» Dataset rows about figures
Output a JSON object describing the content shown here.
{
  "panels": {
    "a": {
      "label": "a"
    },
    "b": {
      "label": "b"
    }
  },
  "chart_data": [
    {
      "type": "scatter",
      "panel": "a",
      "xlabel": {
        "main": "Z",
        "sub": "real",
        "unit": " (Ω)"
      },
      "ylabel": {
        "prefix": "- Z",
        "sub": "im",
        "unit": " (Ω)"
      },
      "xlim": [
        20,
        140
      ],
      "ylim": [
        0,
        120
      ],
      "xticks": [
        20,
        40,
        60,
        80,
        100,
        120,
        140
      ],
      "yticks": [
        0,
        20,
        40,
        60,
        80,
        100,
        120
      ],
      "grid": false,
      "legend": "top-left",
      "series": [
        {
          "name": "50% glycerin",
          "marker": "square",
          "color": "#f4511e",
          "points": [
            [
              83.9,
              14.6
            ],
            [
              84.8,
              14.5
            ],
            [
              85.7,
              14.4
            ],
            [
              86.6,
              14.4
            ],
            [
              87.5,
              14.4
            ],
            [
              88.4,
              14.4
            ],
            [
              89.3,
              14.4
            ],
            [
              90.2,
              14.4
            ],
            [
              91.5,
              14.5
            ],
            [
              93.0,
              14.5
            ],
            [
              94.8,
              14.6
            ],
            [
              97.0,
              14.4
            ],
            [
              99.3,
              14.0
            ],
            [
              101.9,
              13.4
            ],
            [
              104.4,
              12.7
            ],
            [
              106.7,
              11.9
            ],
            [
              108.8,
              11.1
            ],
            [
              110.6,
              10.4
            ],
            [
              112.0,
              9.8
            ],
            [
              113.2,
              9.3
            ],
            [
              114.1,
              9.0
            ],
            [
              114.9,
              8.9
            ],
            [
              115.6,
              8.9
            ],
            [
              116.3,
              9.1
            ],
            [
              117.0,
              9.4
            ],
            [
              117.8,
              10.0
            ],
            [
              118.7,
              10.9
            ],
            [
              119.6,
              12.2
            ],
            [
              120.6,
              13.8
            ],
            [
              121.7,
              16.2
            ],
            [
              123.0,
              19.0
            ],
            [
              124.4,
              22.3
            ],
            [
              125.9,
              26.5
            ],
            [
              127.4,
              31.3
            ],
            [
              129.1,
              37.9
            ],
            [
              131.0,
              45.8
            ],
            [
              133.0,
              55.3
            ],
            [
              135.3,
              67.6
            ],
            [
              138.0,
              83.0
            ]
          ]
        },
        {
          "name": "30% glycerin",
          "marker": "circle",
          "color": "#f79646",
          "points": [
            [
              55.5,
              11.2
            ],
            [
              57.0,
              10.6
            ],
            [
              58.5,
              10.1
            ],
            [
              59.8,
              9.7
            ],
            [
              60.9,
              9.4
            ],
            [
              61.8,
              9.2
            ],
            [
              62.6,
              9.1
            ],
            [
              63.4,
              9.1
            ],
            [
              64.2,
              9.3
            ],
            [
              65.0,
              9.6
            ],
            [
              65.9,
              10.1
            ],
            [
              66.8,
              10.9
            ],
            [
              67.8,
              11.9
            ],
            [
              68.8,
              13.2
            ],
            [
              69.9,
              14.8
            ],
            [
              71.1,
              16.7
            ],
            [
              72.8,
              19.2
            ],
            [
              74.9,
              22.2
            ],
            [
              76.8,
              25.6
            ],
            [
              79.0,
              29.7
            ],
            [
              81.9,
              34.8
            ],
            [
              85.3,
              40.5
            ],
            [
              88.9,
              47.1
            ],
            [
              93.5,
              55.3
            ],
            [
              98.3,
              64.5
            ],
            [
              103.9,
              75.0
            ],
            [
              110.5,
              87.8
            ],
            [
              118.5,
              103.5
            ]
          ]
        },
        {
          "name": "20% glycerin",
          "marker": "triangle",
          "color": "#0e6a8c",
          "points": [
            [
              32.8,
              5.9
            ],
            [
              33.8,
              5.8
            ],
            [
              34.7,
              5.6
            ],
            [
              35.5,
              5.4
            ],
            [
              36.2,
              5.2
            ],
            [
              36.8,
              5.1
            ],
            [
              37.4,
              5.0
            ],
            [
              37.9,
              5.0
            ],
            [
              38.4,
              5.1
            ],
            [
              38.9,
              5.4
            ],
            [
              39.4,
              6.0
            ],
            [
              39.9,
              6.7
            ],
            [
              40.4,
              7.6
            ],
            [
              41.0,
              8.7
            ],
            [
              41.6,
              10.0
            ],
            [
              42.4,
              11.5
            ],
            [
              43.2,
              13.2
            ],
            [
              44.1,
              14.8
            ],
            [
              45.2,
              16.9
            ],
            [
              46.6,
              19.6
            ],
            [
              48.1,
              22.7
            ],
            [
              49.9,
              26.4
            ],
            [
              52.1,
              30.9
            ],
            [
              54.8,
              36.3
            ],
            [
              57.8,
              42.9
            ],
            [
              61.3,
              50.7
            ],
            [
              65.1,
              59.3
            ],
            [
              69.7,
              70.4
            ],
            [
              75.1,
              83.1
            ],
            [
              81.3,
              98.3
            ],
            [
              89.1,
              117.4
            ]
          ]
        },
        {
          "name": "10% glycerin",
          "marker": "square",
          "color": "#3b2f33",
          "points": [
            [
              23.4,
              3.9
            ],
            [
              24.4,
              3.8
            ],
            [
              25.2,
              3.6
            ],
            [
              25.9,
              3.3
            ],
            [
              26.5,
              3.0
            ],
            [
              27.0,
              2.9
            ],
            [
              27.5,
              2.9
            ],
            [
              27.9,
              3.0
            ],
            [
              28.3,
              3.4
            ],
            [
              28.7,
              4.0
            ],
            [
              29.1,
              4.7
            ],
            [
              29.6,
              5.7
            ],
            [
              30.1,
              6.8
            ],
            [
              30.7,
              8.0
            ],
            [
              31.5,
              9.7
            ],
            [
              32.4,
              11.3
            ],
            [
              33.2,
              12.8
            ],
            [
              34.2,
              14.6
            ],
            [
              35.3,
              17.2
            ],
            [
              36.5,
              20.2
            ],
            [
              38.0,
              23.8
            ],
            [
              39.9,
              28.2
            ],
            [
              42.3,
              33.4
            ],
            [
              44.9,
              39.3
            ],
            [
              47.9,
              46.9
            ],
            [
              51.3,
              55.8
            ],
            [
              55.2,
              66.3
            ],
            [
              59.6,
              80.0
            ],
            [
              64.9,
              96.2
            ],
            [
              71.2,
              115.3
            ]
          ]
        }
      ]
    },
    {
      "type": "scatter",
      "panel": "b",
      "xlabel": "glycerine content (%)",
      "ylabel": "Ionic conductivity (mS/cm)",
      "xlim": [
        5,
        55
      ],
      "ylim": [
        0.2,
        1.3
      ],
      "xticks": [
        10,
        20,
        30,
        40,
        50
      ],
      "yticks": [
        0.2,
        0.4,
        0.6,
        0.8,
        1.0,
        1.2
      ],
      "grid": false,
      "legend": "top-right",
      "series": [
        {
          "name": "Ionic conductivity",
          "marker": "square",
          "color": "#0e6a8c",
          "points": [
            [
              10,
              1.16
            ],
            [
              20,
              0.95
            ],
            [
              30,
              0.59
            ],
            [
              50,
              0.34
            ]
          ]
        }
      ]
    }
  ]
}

» Exercise instructions
Exactly as they are written, print the entries again.

» Task result
Output a JSON object describing the content shown here.
{
  "panels": {
    "a": {
      "label": "a"
    },
    "b": {
      "label": "b"
    }
  },
  "chart_data": [
    {
      "type": "scatter",
      "panel": "a",
      "xlabel": {
        "main": "Z",
        "sub": "real",
        "unit": " (Ω)"
      },
      "ylabel": {
        "prefix": "- Z",
        "sub": "im",
        "unit": " (Ω)"
      },
      "xlim": [
        20,
        140
      ],
      "ylim": [
        0,
        120
      ],
      "xticks": [
        20,
        40,
        60,
        80,
        100,
        120,
        140
      ],
      "yticks": [
        0,
        20,
        40,
        60,
        80,
        100,
        120
      ],
      "grid": false,
      "legend": "top-left",
      "series": [
        {
          "name": "50% glycerin",
          "marker": "square",
          "color": "#f4511e",
          "points": [
            [
              83.9,
              14.6
            ],
            [
              84.8,
              14.5
            ],
            [
              85.7,
              14.4
            ],
            [
              86.6,
              14.4
            ],
            [
              87.5,
              14.4
            ],
            [
              88.4,
              14.4
            ],
            [
              89.3,
              14.4
            ],
            [
              90.2,
              14.4
            ],
            [
              91.5,
              14.5
            ],
            [
              93.0,
              14.5
            ],
            [
              94.8,
              14.6
            ],
            [
              97.0,
              14.4
            ],
            [
              99.3,
              14.0
            ],
            [
              101.9,
              13.4
            ],
            [
              104.4,
              12.7
            ],
            [
              106.7,
              11.9
            ],
            [
              108.8,
              11.1
            ],
            [
              110.6,
              10.4
            ],
            [
              112.0,
              9.8
            ],
            [
              113.2,
              9.3
            ],
            [
              114.1,
              9.0
            ],
            [
              114.9,
              8.9
            ],
            [
              115.6,
              8.9
            ],
            [
              116.3,
              9.1
            ],
            [
              117.0,
              9.4
            ],
            [
              117.8,
              10.0
            ],
            [
              118.7,
              10.9
            ],
            [
              119.6,
              12.2
            ],
            [
              120.6,
              13.8
            ],
            [
              121.7,
              16.2
            ],
            [
              123.0,
              19.0
            ],
            [
              124.4,
              22.3
            ],
            [
              125.9,
              26.5
            ],
            [
              127.4,
              31.3
            ],
            [
              129.1,
              37.9
            ],
            [
              131.0,
              45.8
            ],
            [
              133.0,
              55.3
            ],
            [
              135.3,
              67.6
            ],
            [
              138.0,
              83.0
            ]
          ]
        },
        {
          "name": "30% glycerin",
          "marker": "circle",
          "color": "#f79646",
          "points": [
            [
              55.5,
              11.2
            ],
            [
              57.0,
              10.6
            ],
            [
              58.5,
              10.1
            ],
            [
              59.8,
              9.7
            ],
            [
              60.9,
              9.4
            ],
            [
              61.8,
              9.2
            ],
            [
              62.6,
              9.1
            ],
            [
              63.4,
              9.1
            ],
            [
              64.2,
              9.3
            ],
            [
              65.0,
              9.6
            ],
            [
              65.9,
              10.1
            ],
            [
              66.8,
              10.9
            ],
            [
              67.8,
              11.9
            ],
            [
              68.8,
              13.2
            ],
            [
              69.9,
              14.8
            ],
            [
              71.1,
              16.7
            ],
            [
              72.8,
              19.2
            ],
            [
              74.9,
              22.2
            ],
            [
              76.8,
              25.6
            ],
            [
              79.0,
              29.7
            ],
            [
              81.9,
              34.8
            ],
            [
              85.3,
              40.5
            ],
            [
              88.9,
              47.1
            ],
            [
              93.5,
              55.3
            ],
            [
              98.3,
              64.5
            ],
            [
              103.9,
              75.0
            ],
            [
              110.5,
              87.8
            ],
            [
              118.5,
              103.5
            ]
          ]
        },
        {
          "name": "20% glycerin",
          "marker": "triangle",
          "color": "#0e6a8c",
          "points": [
            [
              32.8,
              5.9
            ],
            [
              33.8,
              5.8
            ],
            [
              34.7,
              5.6
            ],
            [
              35.5,
              5.4
            ],
            [
              36.2,
              5.2
            ],
            [
              36.8,
              5.1
            ],
            [
              37.4,
              5.0
            ],
            [
              37.9,
              5.0
            ],
            [
              38.4,
              5.1
            ],
            [
              38.9,
              5.4
            ],
            [
              39.4,
              6.0
            ],
            [
              39.9,
              6.7
            ],
            [
              40.4,
              7.6
            ],
            [
              41.0,
              8.7
            ],
            [
              41.6,
              10.0
            ],
            [
              42.4,
              11.5
            ],
            [
              43.2,
              13.2
            ],
            [
              44.1,
              14.8
            ],
            [
              45.2,
              16.9
            ],
            [
              46.6,
              19.6
            ],
            [
              48.1,
              22.7
            ],
            [
              49.9,
              26.4
            ],
            [
              52.1,
              30.9
            ],
            [
              54.8,
              36.3
            ],
            [
              57.8,
              42.9
            ],
            [
              61.3,
              50.7
            ],
            [
              65.1,
              59.3
            ],
            [
              69.7,
              70.4
            ],
            [
              75.1,
              83.1
            ],
            [
              81.3,
              98.3
            ],
            [
              89.1,
              117.4
            ]
          ]
        },
        {
          "name": "10% glycerin",
          "marker": "square",
          "color": "#3b2f33",
          "points": [
            [
              23.4,
              3.9
            ],
            [
              24.4,
              3.8
            ],
            [
              25.2,
              3.6
            ],
            [
              25.9,
              3.3
            ],
            [
              26.5,
              3.0
            ],
            [
              27.0,
              2.9
            ],
            [
              27.5,
              2.9
            ],
            [
              27.9,
              3.0
            ],
            [
              28.3,
              3.4
            ],
            [
              28.7,
              4.0
            ],
            [
              29.1,
              4.7
            ],
            [
              29.6,
              5.7
            ],
            [
              30.1,
              6.8
            ],
            [
              30.7,
              8.0
            ],
            [
              31.5,
              9.7
            ],
            [
              32.4,
              11.3
            ],
            [
              33.2,
              12.8
            ],
            [
              34.2,
              14.6
            ],
            [
              35.3,
              17.2
            ],
            [
              36.5,
              20.2
            ],
            [
              38.0,
              23.8
            ],
            [
              39.9,
              28.2
            ],
            [
              42.3,
              33.4
            ],
            [
              44.9,
              39.3
            ],
            [
              47.9,
              46.9
            ],
            [
              51.3,
              55.8
            ],
            [
              55.2,
              66.3
            ],
            [
              59.6,
              80.0
            ],
            [
              64.9,
              96.2
            ],
            [
              71.2,
              115.3
            ]
          ]
        }
      ]
    },
    {
      "type": "scatter",
      "panel": "b",
      "xlabel": "glycerine content (%)",
      "ylabel": "Ionic conductivity (mS/cm)",
      "xlim": [
        5,
        55
      ],
      "ylim": [
        0.2,
        1.3
      ],
      "xticks": [
        10,
        20,
        30,
        40,
        50
      ],
      "yticks": [
        0.2,
        0.4,
        0.6,
        0.8,
        1.0,
        1.2
      ],
      "grid": false,
      "legend": "top-right",
      "series": [
        {
          "name": "Ionic conductivity",
          "marker": "square",
          "color": "#0e6a8c",
          "points": [
            [
              10,
              1.16
            ],
            [
              20,
              0.95
            ],
            [
              30,
              0.59
            ],
            [
              50,
              0.34
            ]
          ]
        }
      ]
    }
  ]
}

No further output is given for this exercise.